Directive:
Print the data exactly as it is given, please.

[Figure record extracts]
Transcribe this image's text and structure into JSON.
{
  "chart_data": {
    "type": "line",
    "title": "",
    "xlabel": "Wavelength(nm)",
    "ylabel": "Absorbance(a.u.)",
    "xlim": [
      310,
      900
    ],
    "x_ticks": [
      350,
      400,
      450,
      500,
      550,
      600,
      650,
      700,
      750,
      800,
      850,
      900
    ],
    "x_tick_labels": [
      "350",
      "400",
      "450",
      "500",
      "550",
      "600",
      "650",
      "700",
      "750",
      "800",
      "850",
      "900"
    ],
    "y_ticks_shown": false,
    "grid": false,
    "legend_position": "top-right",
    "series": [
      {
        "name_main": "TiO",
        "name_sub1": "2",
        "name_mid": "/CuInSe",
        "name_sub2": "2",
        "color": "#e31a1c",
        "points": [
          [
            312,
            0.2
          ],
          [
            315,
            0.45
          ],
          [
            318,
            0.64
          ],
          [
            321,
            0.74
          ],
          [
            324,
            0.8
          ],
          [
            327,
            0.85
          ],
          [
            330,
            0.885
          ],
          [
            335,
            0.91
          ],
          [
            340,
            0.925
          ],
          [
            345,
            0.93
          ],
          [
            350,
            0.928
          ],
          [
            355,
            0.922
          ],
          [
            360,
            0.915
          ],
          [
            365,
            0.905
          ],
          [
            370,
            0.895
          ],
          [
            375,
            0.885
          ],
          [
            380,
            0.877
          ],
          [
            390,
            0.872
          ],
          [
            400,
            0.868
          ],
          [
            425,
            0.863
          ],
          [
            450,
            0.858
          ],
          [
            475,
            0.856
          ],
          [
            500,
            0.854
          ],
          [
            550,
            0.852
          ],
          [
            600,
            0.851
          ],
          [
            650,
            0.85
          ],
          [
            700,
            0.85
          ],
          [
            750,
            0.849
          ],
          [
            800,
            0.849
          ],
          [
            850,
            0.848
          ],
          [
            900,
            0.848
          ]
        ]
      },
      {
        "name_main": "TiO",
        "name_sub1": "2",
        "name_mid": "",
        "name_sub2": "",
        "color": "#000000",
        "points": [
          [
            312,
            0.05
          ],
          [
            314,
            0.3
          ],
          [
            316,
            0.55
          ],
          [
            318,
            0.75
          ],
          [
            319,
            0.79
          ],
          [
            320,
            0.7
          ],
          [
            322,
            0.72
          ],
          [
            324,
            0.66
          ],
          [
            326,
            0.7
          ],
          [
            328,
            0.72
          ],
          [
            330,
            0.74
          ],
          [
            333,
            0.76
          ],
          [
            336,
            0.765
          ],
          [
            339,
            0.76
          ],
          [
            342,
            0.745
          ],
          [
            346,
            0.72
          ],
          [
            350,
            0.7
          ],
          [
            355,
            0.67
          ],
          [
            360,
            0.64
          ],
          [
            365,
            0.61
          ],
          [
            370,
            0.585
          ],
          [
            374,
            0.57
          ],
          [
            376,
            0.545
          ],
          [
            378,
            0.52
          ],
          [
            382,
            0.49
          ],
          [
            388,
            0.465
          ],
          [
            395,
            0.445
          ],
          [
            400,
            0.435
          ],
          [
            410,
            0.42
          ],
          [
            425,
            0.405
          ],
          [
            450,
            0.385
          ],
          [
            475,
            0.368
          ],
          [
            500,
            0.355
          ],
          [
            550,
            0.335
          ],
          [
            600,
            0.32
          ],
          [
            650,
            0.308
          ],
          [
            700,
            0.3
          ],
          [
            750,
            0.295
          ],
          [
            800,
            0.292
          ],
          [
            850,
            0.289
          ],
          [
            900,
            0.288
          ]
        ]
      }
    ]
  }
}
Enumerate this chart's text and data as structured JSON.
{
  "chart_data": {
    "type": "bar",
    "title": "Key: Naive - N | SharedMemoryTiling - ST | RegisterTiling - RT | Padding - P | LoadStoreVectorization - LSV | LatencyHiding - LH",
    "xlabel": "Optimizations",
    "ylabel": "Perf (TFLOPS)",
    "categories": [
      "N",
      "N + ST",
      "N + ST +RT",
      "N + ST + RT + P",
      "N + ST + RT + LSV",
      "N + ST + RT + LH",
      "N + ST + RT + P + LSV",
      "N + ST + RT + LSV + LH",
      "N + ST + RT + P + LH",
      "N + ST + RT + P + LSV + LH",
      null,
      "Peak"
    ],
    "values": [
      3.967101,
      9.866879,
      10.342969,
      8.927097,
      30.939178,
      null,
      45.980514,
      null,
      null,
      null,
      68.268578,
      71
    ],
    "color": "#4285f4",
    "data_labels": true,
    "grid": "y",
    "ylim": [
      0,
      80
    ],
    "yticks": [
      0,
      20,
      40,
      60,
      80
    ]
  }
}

Task output:
Transcribe this image's text and structure into JSON.
{
  "chart_data": {
    "type": "line",
    "title": "",
    "xlabel": "Wavelength(nm)",
    "ylabel": "Absorbance(a.u.)",
    "xlim": [
      310,
      900
    ],
    "x_ticks": [
      350,
      400,
      450,
      500,
      550,
      600,
      650,
      700,
      750,
      800,
      850,
      900
    ],
    "x_tick_labels": [
      "350",
      "400",
      "450",
      "500",
      "550",
      "600",
      "650",
      "700",
      "750",
      "800",
      "850",
      "900"
    ],
    "y_ticks_shown": false,
    "grid": false,
    "legend_position": "top-right",
    "series": [
      {
        "name_main": "TiO",
        "name_sub1": "2",
        "name_mid": "/CuInSe",
        "name_sub2": "2",
        "color": "#e31a1c",
        "points": [
          [
            312,
            0.2
          ],
          [
            315,
            0.45
          ],
          [
            318,
            0.64
          ],
          [
            321,
            0.74
          ],
          [
            324,
            0.8
          ],
          [
            327,
            0.85
          ],
          [
            330,
            0.885
          ],
          [
            335,
            0.91
          ],
          [
            340,
            0.925
          ],
          [
            345,
            0.93
          ],
          [
            350,
            0.928
          ],
          [
            355,
            0.922
          ],
          [
            360,
            0.915
          ],
          [
            365,
            0.905
          ],
          [
            370,
            0.895
          ],
          [
            375,
            0.885
          ],
          [
            380,
            0.877
          ],
          [
            390,
            0.872
          ],
          [
            400,
            0.868
          ],
          [
            425,
            0.863
          ],
          [
            450,
            0.858
          ],
          [
            475,
            0.856
          ],
          [
            500,
            0.854
          ],
          [
            550,
            0.852
          ],
          [
            600,
            0.851
          ],
          [
            650,
            0.85
          ],
          [
            700,
            0.85
          ],
          [
            750,
            0.849
          ],
          [
            800,
            0.849
          ],
          [
            850,
            0.848
          ],
          [
            900,
            0.848
          ]
        ]
      },
      {
        "name_main": "TiO",
        "name_sub1": "2",
        "name_mid": "",
        "name_sub2": "",
        "color": "#000000",
        "points": [
          [
            312,
            0.05
          ],
          [
            314,
            0.3
          ],
          [
            316,
            0.55
          ],
          [
            318,
            0.75
          ],
          [
            319,
            0.79
          ],
          [
            320,
            0.7
          ],
          [
            322,
            0.72
          ],
          [
            324,
            0.66
          ],
          [
            326,
            0.7
          ],
          [
            328,
            0.72
          ],
          [
            330,
            0.74
          ],
          [
            333,
            0.76
          ],
          [
            336,
            0.765
          ],
          [
            339,
            0.76
          ],
          [
            342,
            0.745
          ],
          [
            346,
            0.72
          ],
          [
            350,
            0.7
          ],
          [
            355,
            0.67
          ],
          [
            360,
            0.64
          ],
          [
            365,
            0.61
          ],
          [
            370,
            0.585
          ],
          [
            374,
            0.57
          ],
          [
            376,
            0.545
          ],
          [
            378,
            0.52
          ],
          [
            382,
            0.49
          ],
          [
            388,
            0.465
          ],
          [
            395,
            0.445
          ],
          [
            400,
            0.435
          ],
          [
            410,
            0.42
          ],
          [
            425,
            0.405
          ],
          [
            450,
            0.385
          ],
          [
            475,
            0.368
          ],
          [
            500,
            0.355
          ],
          [
            550,
            0.335
          ],
          [
            600,
            0.32
          ],
          [
            650,
            0.308
          ],
          [
            700,
            0.3
          ],
          [
            750,
            0.295
          ],
          [
            800,
            0.292
          ],
          [
            850,
            0.289
          ],
          [
            900,
            0.288
          ]
        ]
      }
    ]
  }
}
Enumerate this chart's text and data as structured JSON.
{
  "chart_data": {
    "type": "bar",
    "title": "Key: Naive - N | SharedMemoryTiling - ST | RegisterTiling - RT | Padding - P | LoadStoreVectorization - LSV | LatencyHiding - LH",
    "xlabel": "Optimizations",
    "ylabel": "Perf (TFLOPS)",
    "categories": [
      "N",
      "N + ST",
      "N + ST +RT",
      "N + ST + RT + P",
      "N + ST + RT + LSV",
      "N + ST + RT + LH",
      "N + ST + RT + P + LSV",
      "N + ST + RT + LSV + LH",
      "N + ST + RT + P + LH",
      "N + ST + RT + P + LSV + LH",
      null,
      "Peak"
    ],
    "values": [
      3.967101,
      9.866879,
      10.342969,
      8.927097,
      30.939178,
      null,
      45.980514,
      null,
      null,
      null,
      68.268578,
      71
    ],
    "color": "#4285f4",
    "data_labels": true,
    "grid": "y",
    "ylim": [
      0,
      80
    ],
    "yticks": [
      0,
      20,
      40,
      60,
      80
    ]
  }
}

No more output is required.